— START OF Given entries —
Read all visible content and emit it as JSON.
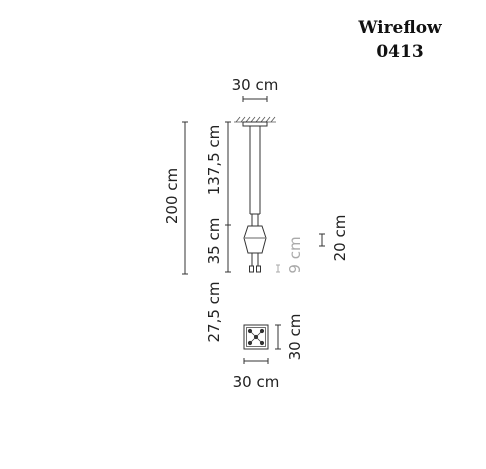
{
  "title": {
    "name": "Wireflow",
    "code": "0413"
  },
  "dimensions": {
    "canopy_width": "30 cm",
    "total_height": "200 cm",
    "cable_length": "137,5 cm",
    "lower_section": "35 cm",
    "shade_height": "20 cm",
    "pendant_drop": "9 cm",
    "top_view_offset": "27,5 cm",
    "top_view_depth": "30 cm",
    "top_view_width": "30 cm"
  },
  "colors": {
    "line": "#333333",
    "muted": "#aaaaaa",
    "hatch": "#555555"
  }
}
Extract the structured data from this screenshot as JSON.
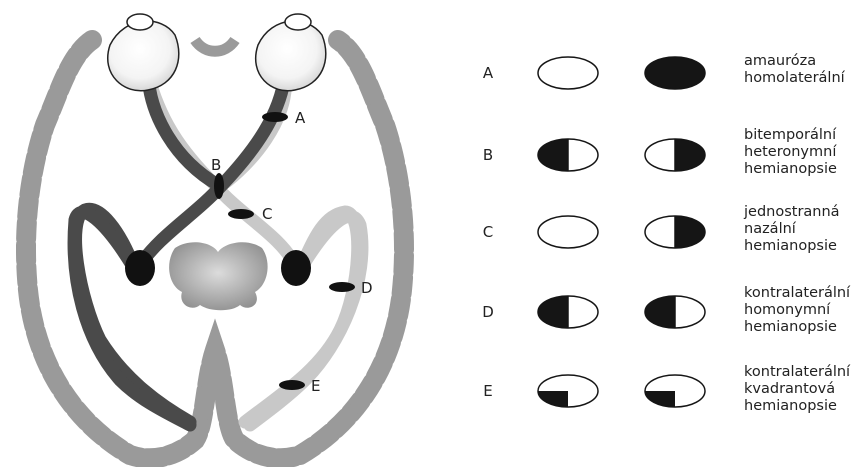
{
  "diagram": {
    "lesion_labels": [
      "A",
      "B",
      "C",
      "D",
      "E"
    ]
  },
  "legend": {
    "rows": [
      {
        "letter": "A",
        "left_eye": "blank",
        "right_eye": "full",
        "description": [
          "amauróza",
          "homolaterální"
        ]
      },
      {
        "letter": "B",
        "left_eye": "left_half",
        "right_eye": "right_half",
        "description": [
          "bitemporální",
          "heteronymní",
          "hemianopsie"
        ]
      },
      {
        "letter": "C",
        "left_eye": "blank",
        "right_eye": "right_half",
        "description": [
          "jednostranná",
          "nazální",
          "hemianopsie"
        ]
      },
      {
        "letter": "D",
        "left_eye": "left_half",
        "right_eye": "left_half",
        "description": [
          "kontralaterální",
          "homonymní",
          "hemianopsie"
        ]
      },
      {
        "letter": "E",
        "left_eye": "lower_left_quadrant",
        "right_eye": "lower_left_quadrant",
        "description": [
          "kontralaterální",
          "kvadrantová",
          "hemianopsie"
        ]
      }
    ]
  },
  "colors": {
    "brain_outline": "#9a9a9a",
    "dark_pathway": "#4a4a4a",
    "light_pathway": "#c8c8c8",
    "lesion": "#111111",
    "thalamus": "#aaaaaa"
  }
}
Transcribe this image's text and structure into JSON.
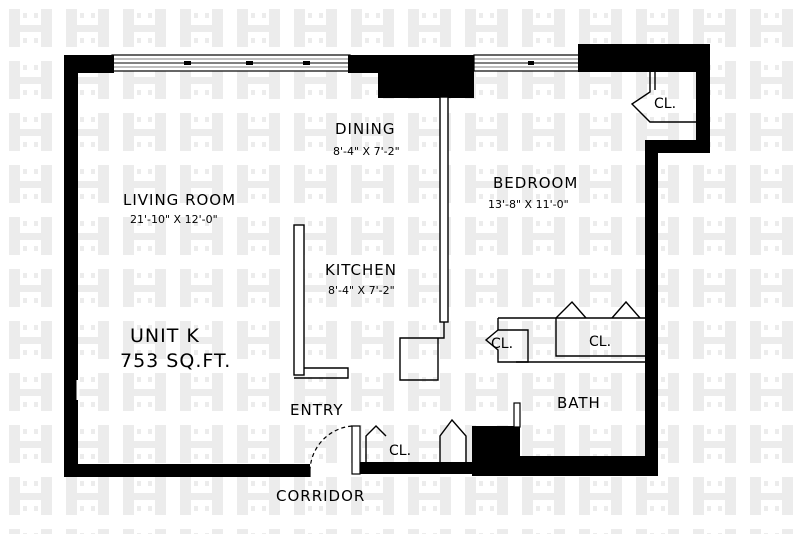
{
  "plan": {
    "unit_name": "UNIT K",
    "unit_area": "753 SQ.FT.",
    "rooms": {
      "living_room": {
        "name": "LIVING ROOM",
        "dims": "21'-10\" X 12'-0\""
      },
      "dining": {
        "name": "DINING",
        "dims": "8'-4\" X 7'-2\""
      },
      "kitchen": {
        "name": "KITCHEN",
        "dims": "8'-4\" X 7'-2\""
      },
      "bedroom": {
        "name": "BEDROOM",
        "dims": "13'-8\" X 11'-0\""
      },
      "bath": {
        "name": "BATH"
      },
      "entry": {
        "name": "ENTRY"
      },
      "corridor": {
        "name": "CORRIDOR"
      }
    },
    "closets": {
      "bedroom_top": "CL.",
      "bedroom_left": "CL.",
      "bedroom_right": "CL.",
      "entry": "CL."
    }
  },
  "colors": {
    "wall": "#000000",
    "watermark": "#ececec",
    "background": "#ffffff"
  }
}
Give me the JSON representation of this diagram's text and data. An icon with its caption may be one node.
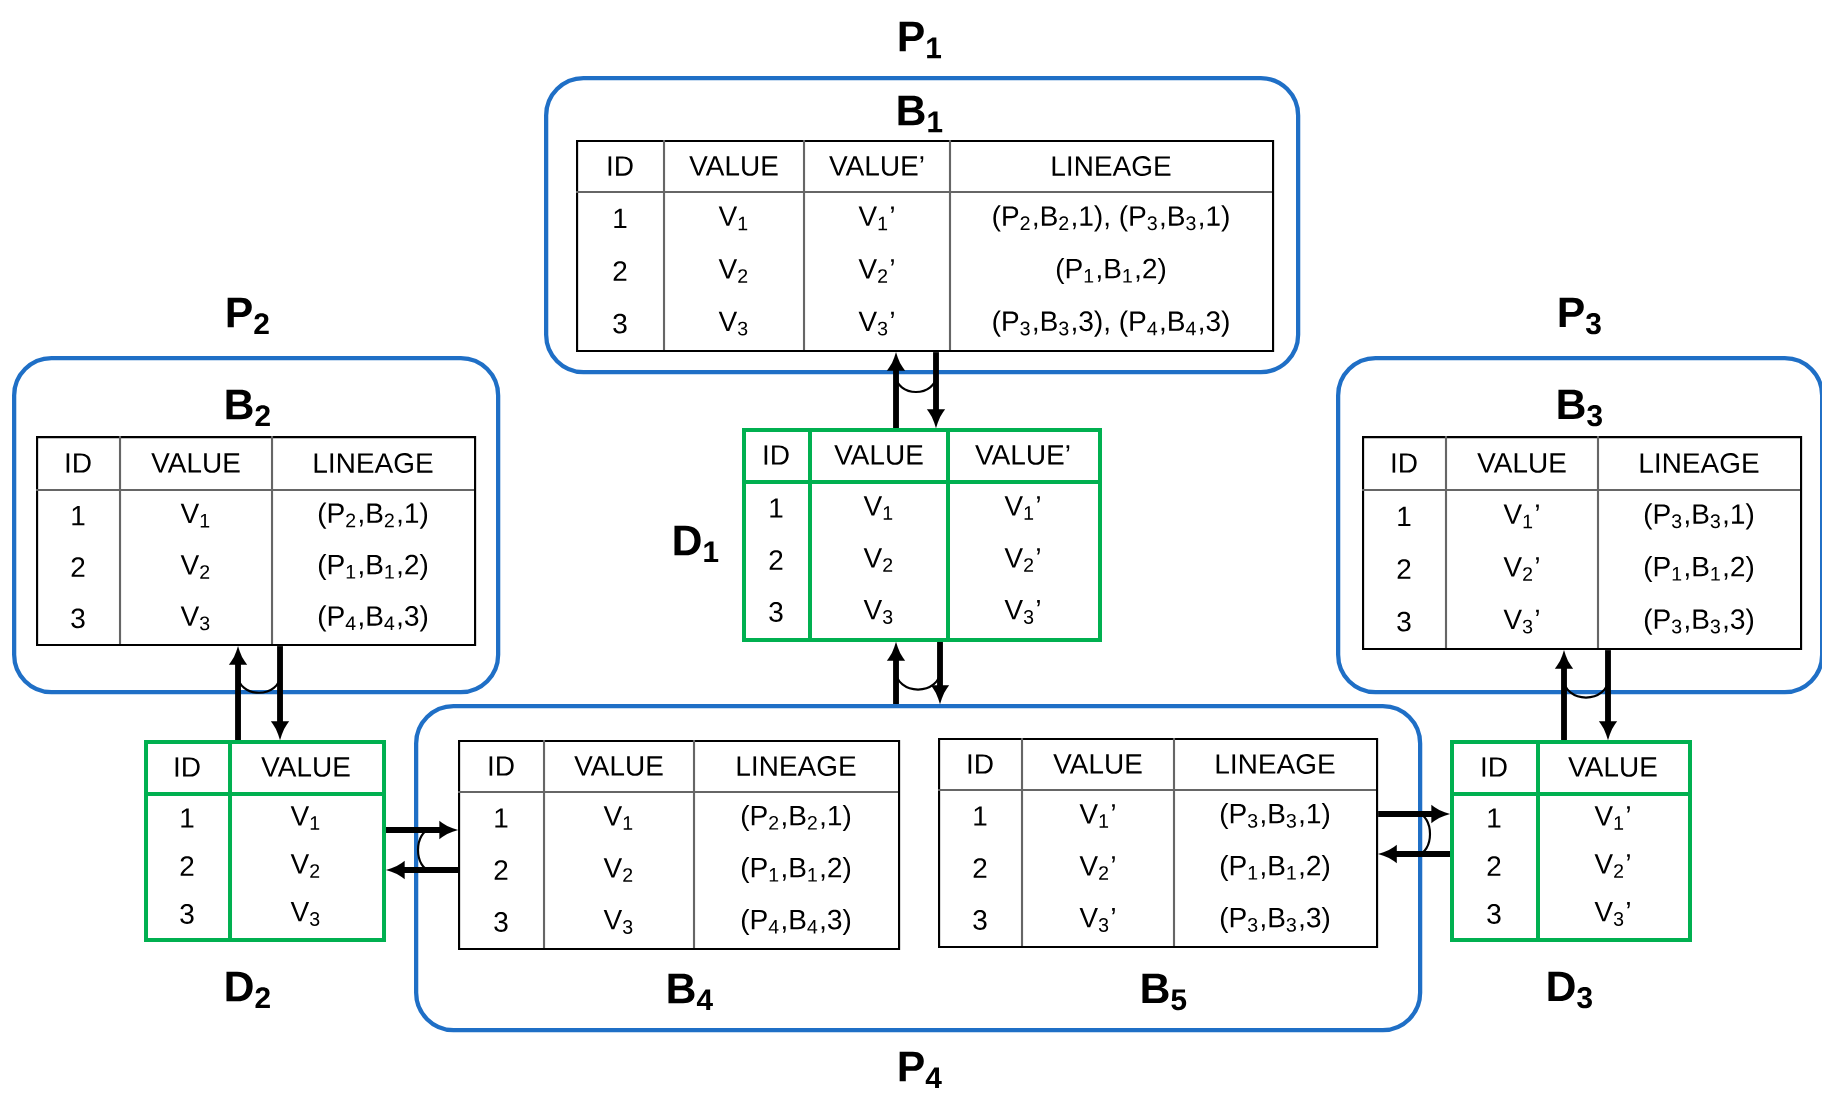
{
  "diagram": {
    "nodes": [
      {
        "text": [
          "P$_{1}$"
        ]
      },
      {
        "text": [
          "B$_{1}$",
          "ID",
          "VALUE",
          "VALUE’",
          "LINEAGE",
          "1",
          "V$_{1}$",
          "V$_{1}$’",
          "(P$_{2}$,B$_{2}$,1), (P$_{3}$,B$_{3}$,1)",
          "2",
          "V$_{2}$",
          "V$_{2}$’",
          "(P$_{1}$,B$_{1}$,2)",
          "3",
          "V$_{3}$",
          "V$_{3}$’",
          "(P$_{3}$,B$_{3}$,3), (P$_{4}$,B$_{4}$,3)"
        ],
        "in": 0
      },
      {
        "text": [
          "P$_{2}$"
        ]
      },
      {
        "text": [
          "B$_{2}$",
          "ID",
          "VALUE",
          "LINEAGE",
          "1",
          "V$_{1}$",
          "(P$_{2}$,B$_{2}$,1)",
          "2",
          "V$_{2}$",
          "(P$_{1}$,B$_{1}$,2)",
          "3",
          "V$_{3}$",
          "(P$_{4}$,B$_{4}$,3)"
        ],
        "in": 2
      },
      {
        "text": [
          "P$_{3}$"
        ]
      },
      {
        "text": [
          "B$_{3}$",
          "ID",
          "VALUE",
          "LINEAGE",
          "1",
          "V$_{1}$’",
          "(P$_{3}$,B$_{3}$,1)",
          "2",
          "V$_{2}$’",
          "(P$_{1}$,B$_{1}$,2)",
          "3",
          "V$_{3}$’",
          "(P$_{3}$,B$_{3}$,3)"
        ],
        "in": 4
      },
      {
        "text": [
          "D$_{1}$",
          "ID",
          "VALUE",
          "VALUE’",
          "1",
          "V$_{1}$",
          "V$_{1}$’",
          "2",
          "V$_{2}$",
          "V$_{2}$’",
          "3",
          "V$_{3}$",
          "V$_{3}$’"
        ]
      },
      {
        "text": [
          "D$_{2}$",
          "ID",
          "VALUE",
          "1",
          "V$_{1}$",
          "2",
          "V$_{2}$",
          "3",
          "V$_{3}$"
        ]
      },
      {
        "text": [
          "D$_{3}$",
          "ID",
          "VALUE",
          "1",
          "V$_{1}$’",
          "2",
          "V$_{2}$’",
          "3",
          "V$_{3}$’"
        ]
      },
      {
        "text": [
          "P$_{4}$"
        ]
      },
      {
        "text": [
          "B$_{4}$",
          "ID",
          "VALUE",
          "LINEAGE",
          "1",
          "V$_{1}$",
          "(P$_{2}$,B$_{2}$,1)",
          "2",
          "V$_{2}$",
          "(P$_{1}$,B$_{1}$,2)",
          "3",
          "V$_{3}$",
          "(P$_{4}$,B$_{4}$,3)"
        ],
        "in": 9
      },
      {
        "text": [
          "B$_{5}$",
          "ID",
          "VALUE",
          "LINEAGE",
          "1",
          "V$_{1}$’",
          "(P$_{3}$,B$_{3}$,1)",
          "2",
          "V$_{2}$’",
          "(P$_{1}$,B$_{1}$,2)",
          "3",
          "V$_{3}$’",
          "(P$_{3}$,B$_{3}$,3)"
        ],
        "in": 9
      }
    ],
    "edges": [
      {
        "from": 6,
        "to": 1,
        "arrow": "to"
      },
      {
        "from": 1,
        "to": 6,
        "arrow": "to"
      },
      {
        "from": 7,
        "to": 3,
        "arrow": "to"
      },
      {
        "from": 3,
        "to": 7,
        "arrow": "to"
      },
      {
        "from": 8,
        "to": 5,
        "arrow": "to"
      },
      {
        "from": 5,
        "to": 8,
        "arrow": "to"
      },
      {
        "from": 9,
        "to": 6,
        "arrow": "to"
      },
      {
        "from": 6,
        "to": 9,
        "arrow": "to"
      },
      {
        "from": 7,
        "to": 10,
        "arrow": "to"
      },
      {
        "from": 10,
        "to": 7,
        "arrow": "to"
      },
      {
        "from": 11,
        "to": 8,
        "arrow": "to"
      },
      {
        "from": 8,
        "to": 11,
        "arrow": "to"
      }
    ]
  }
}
— END OF Given entries —
(Task requirements):
Using the listing above, return all lines where the word "letter" occurs.

(Exercise result):
        "letter": "A",
        "letter": "B",
        "letter": "C",
        "letter": "D",
        "letter": "E",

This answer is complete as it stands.